# START OF Records for this exercise

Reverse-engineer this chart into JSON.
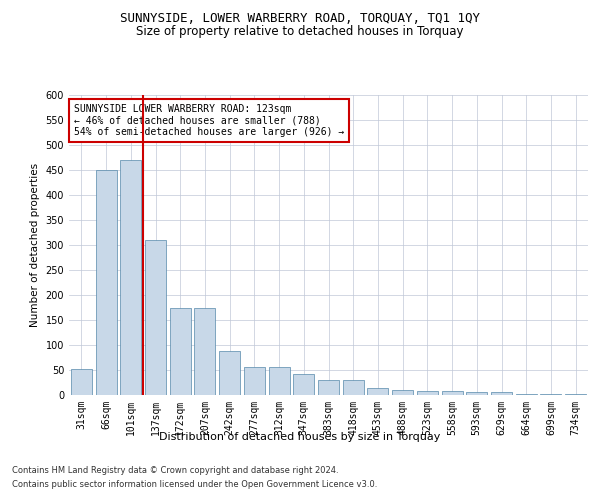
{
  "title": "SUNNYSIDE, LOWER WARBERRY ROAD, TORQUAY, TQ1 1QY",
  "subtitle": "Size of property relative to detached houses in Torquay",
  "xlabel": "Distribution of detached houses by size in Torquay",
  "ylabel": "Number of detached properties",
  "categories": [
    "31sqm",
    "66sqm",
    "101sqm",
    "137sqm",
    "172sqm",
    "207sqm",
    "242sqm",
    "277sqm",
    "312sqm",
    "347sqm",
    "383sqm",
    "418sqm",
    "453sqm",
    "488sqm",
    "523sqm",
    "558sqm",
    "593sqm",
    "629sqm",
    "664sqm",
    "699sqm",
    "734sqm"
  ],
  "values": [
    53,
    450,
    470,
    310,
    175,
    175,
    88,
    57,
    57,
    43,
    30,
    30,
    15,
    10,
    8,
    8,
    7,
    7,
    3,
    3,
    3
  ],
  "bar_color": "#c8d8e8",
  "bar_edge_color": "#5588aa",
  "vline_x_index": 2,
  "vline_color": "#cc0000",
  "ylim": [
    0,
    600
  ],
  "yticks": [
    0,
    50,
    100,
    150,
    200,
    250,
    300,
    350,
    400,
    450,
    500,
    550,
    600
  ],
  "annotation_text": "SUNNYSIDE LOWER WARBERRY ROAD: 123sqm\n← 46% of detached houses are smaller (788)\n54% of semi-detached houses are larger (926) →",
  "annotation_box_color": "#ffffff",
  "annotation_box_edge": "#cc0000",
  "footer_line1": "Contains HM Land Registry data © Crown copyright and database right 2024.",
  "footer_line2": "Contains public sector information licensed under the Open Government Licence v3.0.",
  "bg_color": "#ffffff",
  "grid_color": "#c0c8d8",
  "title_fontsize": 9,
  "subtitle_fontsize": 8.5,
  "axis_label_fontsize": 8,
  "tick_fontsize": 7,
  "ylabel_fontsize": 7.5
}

# END OF Records for this exercise

* Set problem: Repeat the material verbatim. Do not carry over any picture.

* Answer in full:
Reverse-engineer this chart into JSON.
{
  "title": "SUNNYSIDE, LOWER WARBERRY ROAD, TORQUAY, TQ1 1QY",
  "subtitle": "Size of property relative to detached houses in Torquay",
  "xlabel": "Distribution of detached houses by size in Torquay",
  "ylabel": "Number of detached properties",
  "categories": [
    "31sqm",
    "66sqm",
    "101sqm",
    "137sqm",
    "172sqm",
    "207sqm",
    "242sqm",
    "277sqm",
    "312sqm",
    "347sqm",
    "383sqm",
    "418sqm",
    "453sqm",
    "488sqm",
    "523sqm",
    "558sqm",
    "593sqm",
    "629sqm",
    "664sqm",
    "699sqm",
    "734sqm"
  ],
  "values": [
    53,
    450,
    470,
    310,
    175,
    175,
    88,
    57,
    57,
    43,
    30,
    30,
    15,
    10,
    8,
    8,
    7,
    7,
    3,
    3,
    3
  ],
  "bar_color": "#c8d8e8",
  "bar_edge_color": "#5588aa",
  "vline_x_index": 2,
  "vline_color": "#cc0000",
  "ylim": [
    0,
    600
  ],
  "yticks": [
    0,
    50,
    100,
    150,
    200,
    250,
    300,
    350,
    400,
    450,
    500,
    550,
    600
  ],
  "annotation_text": "SUNNYSIDE LOWER WARBERRY ROAD: 123sqm\n← 46% of detached houses are smaller (788)\n54% of semi-detached houses are larger (926) →",
  "annotation_box_color": "#ffffff",
  "annotation_box_edge": "#cc0000",
  "footer_line1": "Contains HM Land Registry data © Crown copyright and database right 2024.",
  "footer_line2": "Contains public sector information licensed under the Open Government Licence v3.0.",
  "bg_color": "#ffffff",
  "grid_color": "#c0c8d8",
  "title_fontsize": 9,
  "subtitle_fontsize": 8.5,
  "axis_label_fontsize": 8,
  "tick_fontsize": 7,
  "ylabel_fontsize": 7.5
}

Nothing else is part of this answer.